▶ _Your objective_
Copy out the listing exactly.

(Entries taken from a collection)

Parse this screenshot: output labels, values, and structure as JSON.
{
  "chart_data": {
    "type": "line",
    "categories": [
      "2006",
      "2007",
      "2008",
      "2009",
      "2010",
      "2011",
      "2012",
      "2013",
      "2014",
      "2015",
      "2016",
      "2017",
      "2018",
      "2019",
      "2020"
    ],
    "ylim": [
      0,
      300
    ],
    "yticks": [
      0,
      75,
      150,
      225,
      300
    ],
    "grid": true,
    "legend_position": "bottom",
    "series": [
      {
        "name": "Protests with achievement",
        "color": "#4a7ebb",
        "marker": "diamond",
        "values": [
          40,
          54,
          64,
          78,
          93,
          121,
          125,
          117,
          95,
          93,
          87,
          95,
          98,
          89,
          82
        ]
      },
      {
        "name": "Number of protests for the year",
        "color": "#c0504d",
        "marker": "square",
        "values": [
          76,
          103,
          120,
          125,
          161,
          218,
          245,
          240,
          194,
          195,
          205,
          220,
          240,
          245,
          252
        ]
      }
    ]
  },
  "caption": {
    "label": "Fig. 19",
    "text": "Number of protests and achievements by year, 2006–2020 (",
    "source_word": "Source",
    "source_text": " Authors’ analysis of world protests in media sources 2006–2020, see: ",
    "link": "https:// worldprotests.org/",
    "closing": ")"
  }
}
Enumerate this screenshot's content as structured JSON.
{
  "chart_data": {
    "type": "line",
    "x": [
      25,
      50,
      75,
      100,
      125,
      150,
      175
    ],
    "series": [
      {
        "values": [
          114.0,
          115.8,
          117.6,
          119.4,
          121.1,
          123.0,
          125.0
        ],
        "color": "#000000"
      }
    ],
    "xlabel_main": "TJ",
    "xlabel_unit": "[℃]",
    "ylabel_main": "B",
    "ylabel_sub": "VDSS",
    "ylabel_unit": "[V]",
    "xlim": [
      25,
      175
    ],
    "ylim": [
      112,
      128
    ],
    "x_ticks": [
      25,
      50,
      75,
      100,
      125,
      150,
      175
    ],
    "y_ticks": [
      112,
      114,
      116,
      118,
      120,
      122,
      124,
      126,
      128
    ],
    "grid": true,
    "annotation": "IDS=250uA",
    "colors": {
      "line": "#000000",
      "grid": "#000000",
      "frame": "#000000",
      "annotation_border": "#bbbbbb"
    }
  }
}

▶ _Answer to the exercise_
Parse this screenshot: output labels, values, and structure as JSON.
{
  "chart_data": {
    "type": "line",
    "categories": [
      "2006",
      "2007",
      "2008",
      "2009",
      "2010",
      "2011",
      "2012",
      "2013",
      "2014",
      "2015",
      "2016",
      "2017",
      "2018",
      "2019",
      "2020"
    ],
    "ylim": [
      0,
      300
    ],
    "yticks": [
      0,
      75,
      150,
      225,
      300
    ],
    "grid": true,
    "legend_position": "bottom",
    "series": [
      {
        "name": "Protests with achievement",
        "color": "#4a7ebb",
        "marker": "diamond",
        "values": [
          40,
          54,
          64,
          78,
          93,
          121,
          125,
          117,
          95,
          93,
          87,
          95,
          98,
          89,
          82
        ]
      },
      {
        "name": "Number of protests for the year",
        "color": "#c0504d",
        "marker": "square",
        "values": [
          76,
          103,
          120,
          125,
          161,
          218,
          245,
          240,
          194,
          195,
          205,
          220,
          240,
          245,
          252
        ]
      }
    ]
  },
  "caption": {
    "label": "Fig. 19",
    "text": "Number of protests and achievements by year, 2006–2020 (",
    "source_word": "Source",
    "source_text": " Authors’ analysis of world protests in media sources 2006–2020, see: ",
    "link": "https:// worldprotests.org/",
    "closing": ")"
  }
}
Enumerate this screenshot's content as structured JSON.
{
  "chart_data": {
    "type": "line",
    "x": [
      25,
      50,
      75,
      100,
      125,
      150,
      175
    ],
    "series": [
      {
        "values": [
          114.0,
          115.8,
          117.6,
          119.4,
          121.1,
          123.0,
          125.0
        ],
        "color": "#000000"
      }
    ],
    "xlabel_main": "TJ",
    "xlabel_unit": "[℃]",
    "ylabel_main": "B",
    "ylabel_sub": "VDSS",
    "ylabel_unit": "[V]",
    "xlim": [
      25,
      175
    ],
    "ylim": [
      112,
      128
    ],
    "x_ticks": [
      25,
      50,
      75,
      100,
      125,
      150,
      175
    ],
    "y_ticks": [
      112,
      114,
      116,
      118,
      120,
      122,
      124,
      126,
      128
    ],
    "grid": true,
    "annotation": "IDS=250uA",
    "colors": {
      "line": "#000000",
      "grid": "#000000",
      "frame": "#000000",
      "annotation_border": "#bbbbbb"
    }
  }
}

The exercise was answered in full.